GIVEN PROBLEM
Duplicate the listing below line for line, leaving out the picture.
-------- SOURCE MATERIAL --------
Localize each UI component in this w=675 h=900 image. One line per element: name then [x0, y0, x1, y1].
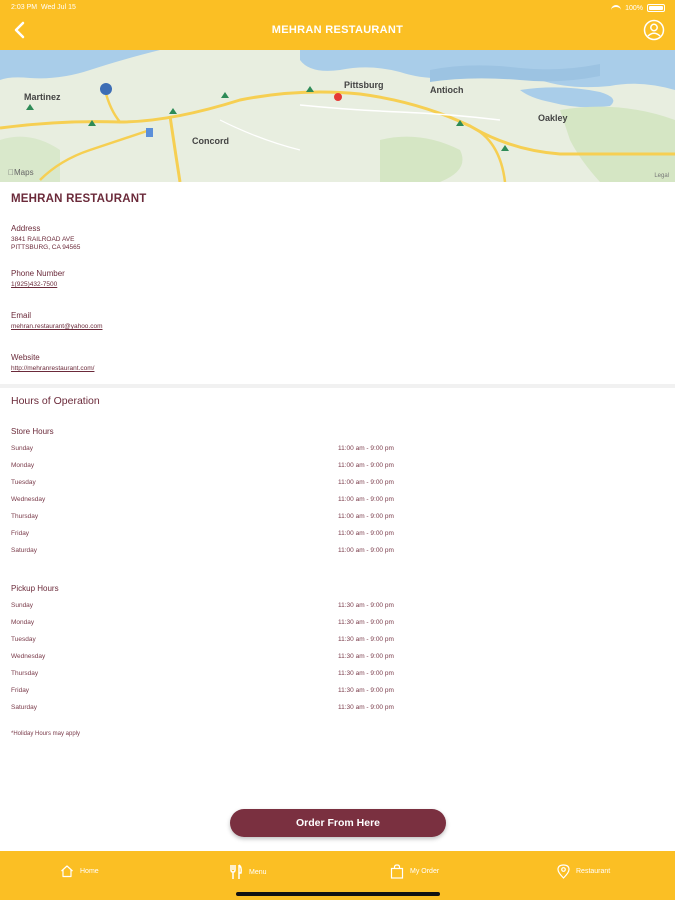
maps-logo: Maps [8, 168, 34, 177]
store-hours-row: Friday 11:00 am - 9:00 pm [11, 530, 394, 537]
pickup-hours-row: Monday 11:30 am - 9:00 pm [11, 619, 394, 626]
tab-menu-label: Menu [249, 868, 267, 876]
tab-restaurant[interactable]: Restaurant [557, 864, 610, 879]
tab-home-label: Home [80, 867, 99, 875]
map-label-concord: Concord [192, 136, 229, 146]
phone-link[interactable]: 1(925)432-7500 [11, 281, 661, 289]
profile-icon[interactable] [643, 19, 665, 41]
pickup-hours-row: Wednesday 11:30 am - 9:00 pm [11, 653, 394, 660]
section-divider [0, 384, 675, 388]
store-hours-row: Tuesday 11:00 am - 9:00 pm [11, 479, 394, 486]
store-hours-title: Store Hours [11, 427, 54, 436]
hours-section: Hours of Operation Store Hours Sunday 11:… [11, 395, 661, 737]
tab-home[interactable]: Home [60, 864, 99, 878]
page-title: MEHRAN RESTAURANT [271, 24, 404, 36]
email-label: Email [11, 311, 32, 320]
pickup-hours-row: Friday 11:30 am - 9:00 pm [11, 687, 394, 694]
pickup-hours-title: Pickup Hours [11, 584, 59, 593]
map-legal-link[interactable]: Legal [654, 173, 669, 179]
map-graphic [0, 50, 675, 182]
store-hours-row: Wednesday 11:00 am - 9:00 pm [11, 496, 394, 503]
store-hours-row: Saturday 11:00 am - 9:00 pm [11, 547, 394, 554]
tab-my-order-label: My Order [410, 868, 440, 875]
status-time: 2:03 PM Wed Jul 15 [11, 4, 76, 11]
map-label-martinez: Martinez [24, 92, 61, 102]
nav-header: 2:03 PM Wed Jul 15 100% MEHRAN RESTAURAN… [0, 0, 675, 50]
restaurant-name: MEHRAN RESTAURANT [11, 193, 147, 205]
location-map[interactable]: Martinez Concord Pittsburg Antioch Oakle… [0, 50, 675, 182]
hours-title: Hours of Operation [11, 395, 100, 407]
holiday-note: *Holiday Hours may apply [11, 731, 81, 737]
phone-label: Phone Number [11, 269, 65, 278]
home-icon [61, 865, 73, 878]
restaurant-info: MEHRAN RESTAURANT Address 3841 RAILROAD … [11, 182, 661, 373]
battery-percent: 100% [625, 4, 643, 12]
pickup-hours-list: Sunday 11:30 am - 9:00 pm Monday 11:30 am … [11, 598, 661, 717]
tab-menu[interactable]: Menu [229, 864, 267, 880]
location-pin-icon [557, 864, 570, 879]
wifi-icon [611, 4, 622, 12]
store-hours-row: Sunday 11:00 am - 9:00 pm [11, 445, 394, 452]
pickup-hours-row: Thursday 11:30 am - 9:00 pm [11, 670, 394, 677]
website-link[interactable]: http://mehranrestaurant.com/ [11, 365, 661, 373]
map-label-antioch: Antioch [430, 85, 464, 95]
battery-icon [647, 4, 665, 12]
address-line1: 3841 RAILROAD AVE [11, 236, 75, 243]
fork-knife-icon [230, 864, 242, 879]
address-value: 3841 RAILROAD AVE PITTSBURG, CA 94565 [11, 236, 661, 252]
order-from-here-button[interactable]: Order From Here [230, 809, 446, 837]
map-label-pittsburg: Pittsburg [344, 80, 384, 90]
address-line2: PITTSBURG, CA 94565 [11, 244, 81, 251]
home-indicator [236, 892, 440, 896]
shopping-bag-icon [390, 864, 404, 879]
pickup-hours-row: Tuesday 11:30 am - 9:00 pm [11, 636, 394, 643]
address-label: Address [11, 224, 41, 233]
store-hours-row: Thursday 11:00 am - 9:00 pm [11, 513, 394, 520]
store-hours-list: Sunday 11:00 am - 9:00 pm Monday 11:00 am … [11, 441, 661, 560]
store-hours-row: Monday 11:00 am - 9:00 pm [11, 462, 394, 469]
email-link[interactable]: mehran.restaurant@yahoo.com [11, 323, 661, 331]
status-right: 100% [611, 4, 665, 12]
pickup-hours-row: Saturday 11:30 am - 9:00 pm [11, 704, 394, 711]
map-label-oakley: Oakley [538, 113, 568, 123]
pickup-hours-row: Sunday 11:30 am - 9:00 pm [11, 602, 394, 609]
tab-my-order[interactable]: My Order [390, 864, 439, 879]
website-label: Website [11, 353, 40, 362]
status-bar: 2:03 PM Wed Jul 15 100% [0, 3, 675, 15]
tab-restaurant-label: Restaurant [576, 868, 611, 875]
--------
SOLUTION TO THIS PROBLEM
Localize each UI component in this w=675 h=900 image. One line per element: name then [x0, y0, x1, y1].
maps-logo: Maps [8, 168, 34, 177]
store-hours-row: Friday 11:00 am - 9:00 pm [11, 530, 394, 537]
pickup-hours-row: Monday 11:30 am - 9:00 pm [11, 619, 394, 626]
tab-menu-label: Menu [249, 868, 267, 876]
tab-restaurant[interactable]: Restaurant [557, 864, 610, 879]
tab-home-label: Home [80, 867, 99, 875]
map-label-concord: Concord [192, 136, 229, 146]
phone-link[interactable]: 1(925)432-7500 [11, 281, 661, 289]
profile-icon[interactable] [643, 19, 665, 41]
pickup-hours-row: Wednesday 11:30 am - 9:00 pm [11, 653, 394, 660]
section-divider [0, 384, 675, 388]
store-hours-row: Tuesday 11:00 am - 9:00 pm [11, 479, 394, 486]
store-hours-title: Store Hours [11, 427, 54, 436]
hours-section: Hours of Operation Store Hours Sunday 11:… [11, 395, 661, 737]
tab-home[interactable]: Home [60, 864, 99, 878]
page-title: MEHRAN RESTAURANT [271, 24, 404, 36]
email-label: Email [11, 311, 32, 320]
pickup-hours-row: Friday 11:30 am - 9:00 pm [11, 687, 394, 694]
pickup-hours-title: Pickup Hours [11, 584, 59, 593]
map-legal-link[interactable]: Legal [654, 173, 669, 179]
map-graphic [0, 50, 675, 182]
store-hours-row: Wednesday 11:00 am - 9:00 pm [11, 496, 394, 503]
store-hours-row: Saturday 11:00 am - 9:00 pm [11, 547, 394, 554]
tab-my-order-label: My Order [410, 868, 440, 875]
status-time: 2:03 PM Wed Jul 15 [11, 4, 76, 11]
map-label-martinez: Martinez [24, 92, 61, 102]
nav-header: 2:03 PM Wed Jul 15 100% MEHRAN RESTAURAN… [0, 0, 675, 50]
restaurant-name: MEHRAN RESTAURANT [11, 193, 147, 205]
location-map[interactable]: Martinez Concord Pittsburg Antioch Oakle… [0, 50, 675, 182]
hours-title: Hours of Operation [11, 395, 100, 407]
holiday-note: *Holiday Hours may apply [11, 731, 81, 737]
phone-label: Phone Number [11, 269, 65, 278]
home-icon [61, 865, 73, 878]
restaurant-info: MEHRAN RESTAURANT Address 3841 RAILROAD … [11, 182, 661, 373]
battery-percent: 100% [625, 4, 643, 12]
pickup-hours-list: Sunday 11:30 am - 9:00 pm Monday 11:30 am … [11, 598, 661, 717]
tab-menu[interactable]: Menu [229, 864, 267, 880]
location-pin-icon [557, 864, 570, 879]
wifi-icon [611, 4, 622, 12]
store-hours-row: Sunday 11:00 am - 9:00 pm [11, 445, 394, 452]
pickup-hours-row: Thursday 11:30 am - 9:00 pm [11, 670, 394, 677]
website-link[interactable]: http://mehranrestaurant.com/ [11, 365, 661, 373]
map-label-antioch: Antioch [430, 85, 464, 95]
battery-icon [647, 4, 665, 12]
address-line1: 3841 RAILROAD AVE [11, 236, 75, 243]
fork-knife-icon [230, 864, 242, 879]
address-value: 3841 RAILROAD AVE PITTSBURG, CA 94565 [11, 236, 661, 252]
order-from-here-button[interactable]: Order From Here [230, 809, 446, 837]
map-label-pittsburg: Pittsburg [344, 80, 384, 90]
address-line2: PITTSBURG, CA 94565 [11, 244, 81, 251]
home-indicator [236, 892, 440, 896]
shopping-bag-icon [390, 864, 404, 879]
pickup-hours-row: Tuesday 11:30 am - 9:00 pm [11, 636, 394, 643]
address-label: Address [11, 224, 41, 233]
store-hours-row: Thursday 11:00 am - 9:00 pm [11, 513, 394, 520]
store-hours-list: Sunday 11:00 am - 9:00 pm Monday 11:00 am … [11, 441, 661, 560]
store-hours-row: Monday 11:00 am - 9:00 pm [11, 462, 394, 469]
email-link[interactable]: mehran.restaurant@yahoo.com [11, 323, 661, 331]
status-right: 100% [611, 4, 665, 12]
pickup-hours-row: Saturday 11:30 am - 9:00 pm [11, 704, 394, 711]
map-label-oakley: Oakley [538, 113, 568, 123]
pickup-hours-row: Sunday 11:30 am - 9:00 pm [11, 602, 394, 609]
tab-my-order[interactable]: My Order [390, 864, 439, 879]
website-label: Website [11, 353, 40, 362]
status-bar: 2:03 PM Wed Jul 15 100% [0, 3, 675, 15]
tab-restaurant-label: Restaurant [576, 868, 611, 875]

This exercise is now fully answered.